● **The exercise**: From the listing below, pull out every line where the string "траўня" appears.

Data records
*****
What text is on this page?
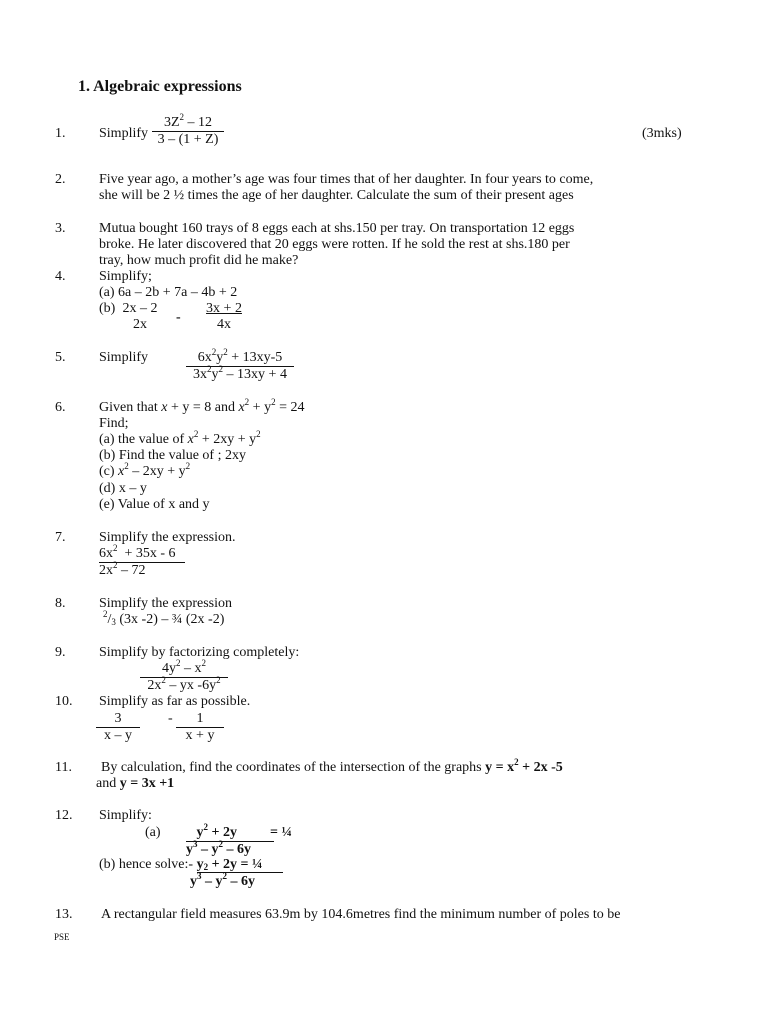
1. Algebraic expressions
1. Simplify $\frac{3Z^2 - 12}{3 - (1 + Z)}$	(3mks)
2. Five year ago, a mother’s age was four times that of her daughter. In four years to come,
she will be 2 ½ times the age of her daughter. Calculate the sum of their present ages
3. Mutua bought 160 trays of 8 eggs each at shs.150 per tray. On transportation 12 eggs
broke. He later discovered that 20 eggs were rotten. If he sold the rest at shs.180 per
tray, how much profit did he make?
4. Simplify;
(a) 6a – 2b + 7a – 4b + 2
(b) 2x – 2
2x	- $\frac{3x + 2}{4x}$
5. Simplify	$\frac{6x^2y^2 + 13xy-5}{3x^2y^2 - 13xy + 4}$
6. Given that x + y = 8 and $x^2 + y^2 = 24$
Find;
(a) the value of $x^2 + 2xy + y^2$
(b) Find the value of ; 2xy
(c) $x^2 - 2xy + y^2$
(d) x – y
(e) Value of x and y
7. Simplify the expression.
$\frac{6x^2 + 35x - 6}{2x^2 - 72}$
8. Simplify the expression
$^2/_3$ (3x -2) – ¾ (2x -2)
9. Simplify by factorizing completely:
$\frac{4y^2 - x^2}{2x^2 - yx -6y^2}$
10. Simplify as far as possible.
$\frac{3}{x - y} - \frac{1}{x + y}$
11. By calculation, find the coordinates of the intersection of the graphs $y = x^2 + 2x$ -5
and y = 3x +1
12. Simplify:
$(a) \frac{y^2 + 2y}{y^3 - y^2 - 6y}$
= ¼
(b) hence solve:- $y_2 + 2y$ = ¼
$y^3 - y^2 - 6y$
13. A rectangular field measures 63.9m by 104.6metres find the minimum number of poles to be
PSE
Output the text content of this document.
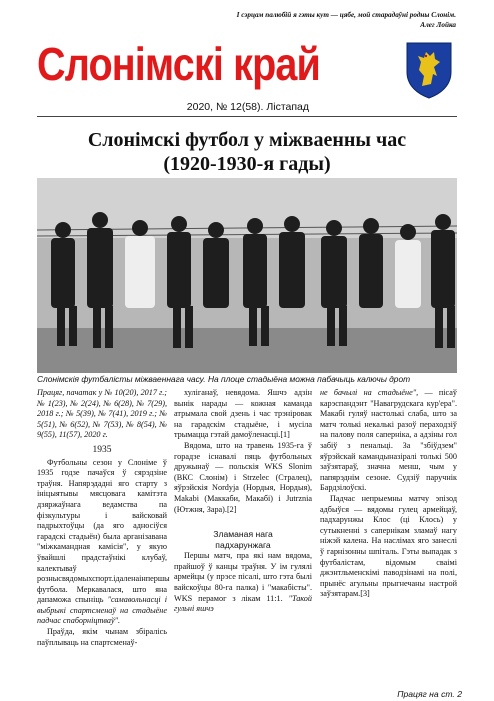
І сэрцам палюбій я гэты кут — цябе, мой старадаўні родны Слонім.
Алег Лойка
Слонімскі край
2020, № 12(58). Лістапад
Слонімскі футбол у міжваенны час
(1920-1930-я гады)
Слонімскія футбалісты міжваеннага часу. На плоце стадыёна можна пабачыць калючы дрот

Працяг, пачатак у № 10(20), 2017 г.; № 1(23), № 2(24), № 6(28), № 7(29), 2018 г.; № 5(39), № 7(41), 2019 г.; № 5(51), № 6(52), № 7(53), № 8(54), № 9(55), 11(57), 2020 г.

1935

Футбольны сезон у Слоніме ў 1935 годзе пачаўся ў сярэдзіне траўня. Напярэдадні яго старту з ініцыятывы мясцовага камітэта дзяржаўнага ведамства па фізкультуры і вайсковай падрыхтоўцы (да яго адносіўся гарадскі стадыён) была арганізавана "міжкамандная камісія", у якую ўвайшлі прадстаўнікі клубаў, калектываў рознысвядомыхспорт.ідаленаінпершы футбола. Меркавалася, што яна дапаможа спыніць "самавольнасці і выбрыкі спартсменаў на стадыёне падчас спаборніцтваў".

Праўда, якім чынам збіралісь паўплываць на спартсменаў-

хуліганаў, невядома. Яшчэ адзін вынік нарады — кожная каманда атрымала свой дзень і час трэніровак на гарадскім стадыёне, і мусіла трымацца гэтай дамоўленасці.[1]

Вядома, што на травень 1935-га ў горадзе існавалі пяць футбольных дружынаў — польскія WKS Slonim (ВКС Слонім) і Strzelec (Стралец), яўрэйскія Nordyja (Нордыя, Нордыя), Makabi (Маккаби, Макабі) і Jutrznia (Ютжня, Зара).[2]

Зламаная нага
падхарунжага

Першы матч, пра які нам вядома, прайшоў ў канцы траўня. У ім гулялі армейцы (у прэсе пісалі, што гэта былі вайскоўцы 80-га палка) і "макабісты". WKS перамог з лікам 11:1. "Такой гульні яшчэ

не бачылі на стадыёне", — пісаў карэспандэнт "Навагрудскага кур'ера". Макабі гуляў настолькі слаба, што за матч толькі некалькі разоў пераходзіў на палову поля саперніка, а адзіны гол забіў з пенальці. За "збіўдзем" яўрэйскай камандыназіралі толькі 500 заўзятараў, значна менш, чым у папярэднім сезоне. Судзіў паручнік Бардзілоўскі.

Падчас непрыемны матчу эпізод адбыўся — вядомы гулец армейцаў, падхарунжы Клос (ці Клось) у сутыкненні з сапернікам зламаў нагу ніжэй калена. На наслімах яго занеслі ў гарнізонны шпіталь. Гэты выпадак з футбалістам, відомым сваімі джэнтльменскімі паводзінамі на полі, прынёс агульны прыгнечаны настрой заўзятарам.[3]

Працяг на ст. 2
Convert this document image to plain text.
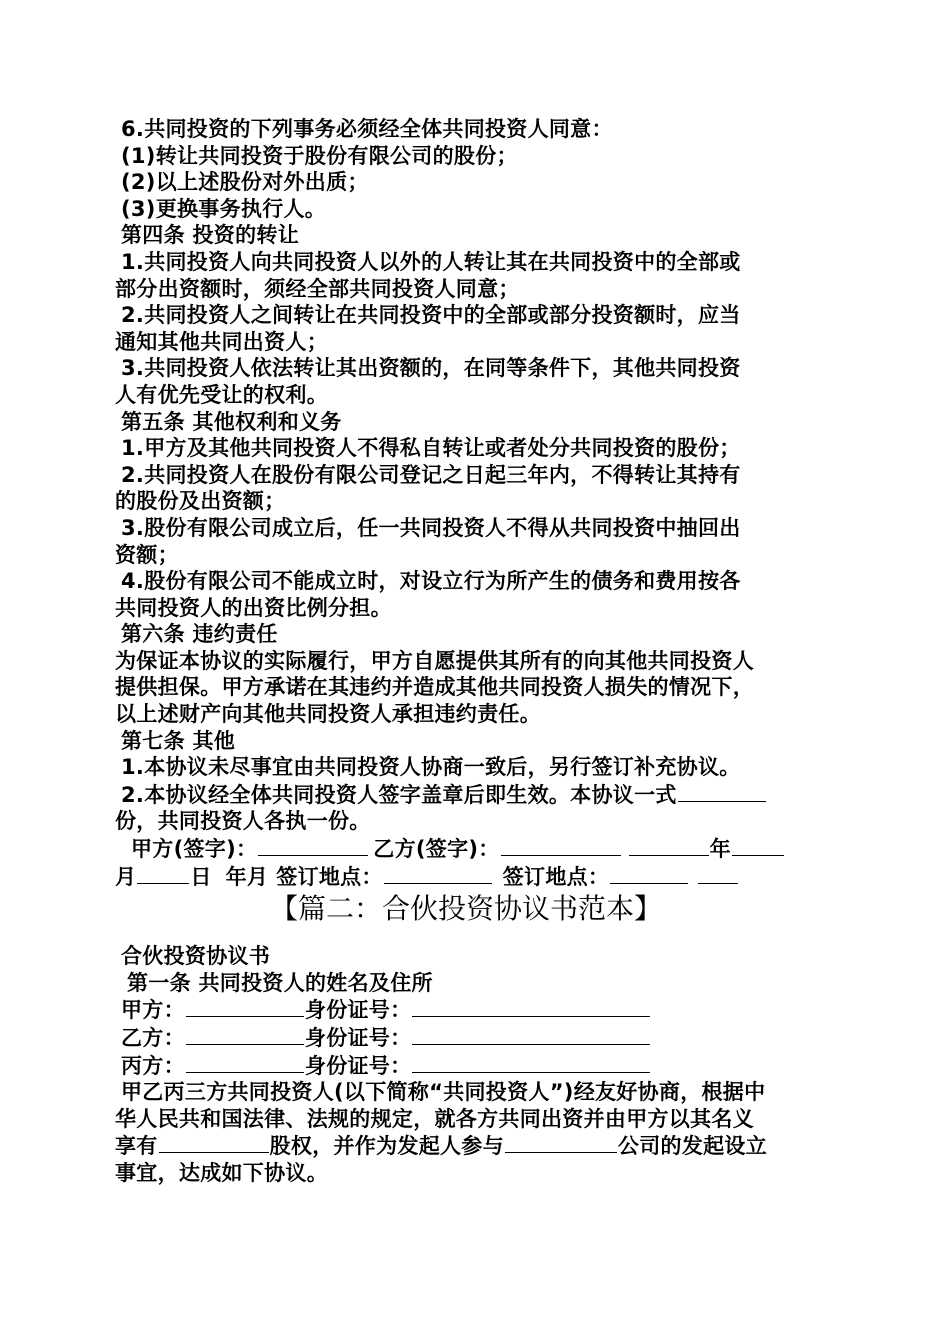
6.共同投资的下列事务必须经全体共同投资人同意：
(1)转让共同投资于股份有限公司的股份；
(2)以上述股份对外出质；
(3)更换事务执行人。
第四条 投资的转让
1.共同投资人向共同投资人以外的人转让其在共同投资中的全部或
部分出资额时，须经全部共同投资人同意；
2.共同投资人之间转让在共同投资中的全部或部分投资额时，应当
通知其他共同出资人；
3.共同投资人依法转让其出资额的，在同等条件下，其他共同投资
人有优先受让的权利。
第五条 其他权利和义务
1.甲方及其他共同投资人不得私自转让或者处分共同投资的股份；
2.共同投资人在股份有限公司登记之日起三年内，不得转让其持有
的股份及出资额；
3.股份有限公司成立后，任一共同投资人不得从共同投资中抽回出
资额；
4.股份有限公司不能成立时，对设立行为所产生的债务和费用按各
共同投资人的出资比例分担。
第六条 违约责任
为保证本协议的实际履行，甲方自愿提供其所有的向其他共同投资人
提供担保。甲方承诺在其违约并造成其他共同投资人损失的情况下，
以上述财产向其他共同投资人承担违约责任。
第七条 其他
1.本协议未尽事宜由共同投资人协商一致后，另行签订补充协议。
2.本协议经全体共同投资人签字盖章后即生效。本协议一式
份，共同投资人各执一份。
甲方(签字)：	乙方(签字)：	年
月	日 年月 签订地点：	签订地点：
【篇二：合伙投资协议书范本】
合伙投资协议书
第一条 共同投资人的姓名及住所
甲方：	身份证号：
乙方：	身份证号：
丙方：	身份证号：
甲乙丙三方共同投资人(以下简称“共同投资人”)经友好协商，根据中
华人民共和国法律、法规的规定，就各方共同出资并由甲方以其名义
享有	股权，并作为发起人参与	公司的发起设立
事宜，达成如下协议。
*****
● **Solution to this problem**:
Футбольны сезон у Слоніме ў 1935 годзе пачаўся ў сярэдзіне траўня. Напярэдадні яго старту з ініцыятывы мясцовага камітэта дзяржаўнага ведамства па фізкультуры і вайсковай падрыхтоўцы (да яго адносіўся гарадскі стадыён) была арганізавана "міжкамандная камісія", у якую ўвайшлі прадстаўнікі клубаў, калектываў рознысвядомыхспорт.ідаленаінпершы футбола. Меркавалася, што яна дапаможа спыніць "самавольнасці і выбрыкі спартсменаў на стадыёне падчас спаборніцтваў".
Першы матч, пра які нам вядома, прайшоў ў канцы траўня. У ім гулялі армейцы (у прэсе пісалі, што гэта былі вайскоўцы 80-га палка) і "макабісты". WKS перамог з лікам 11:1. "Такой гульні яшчэ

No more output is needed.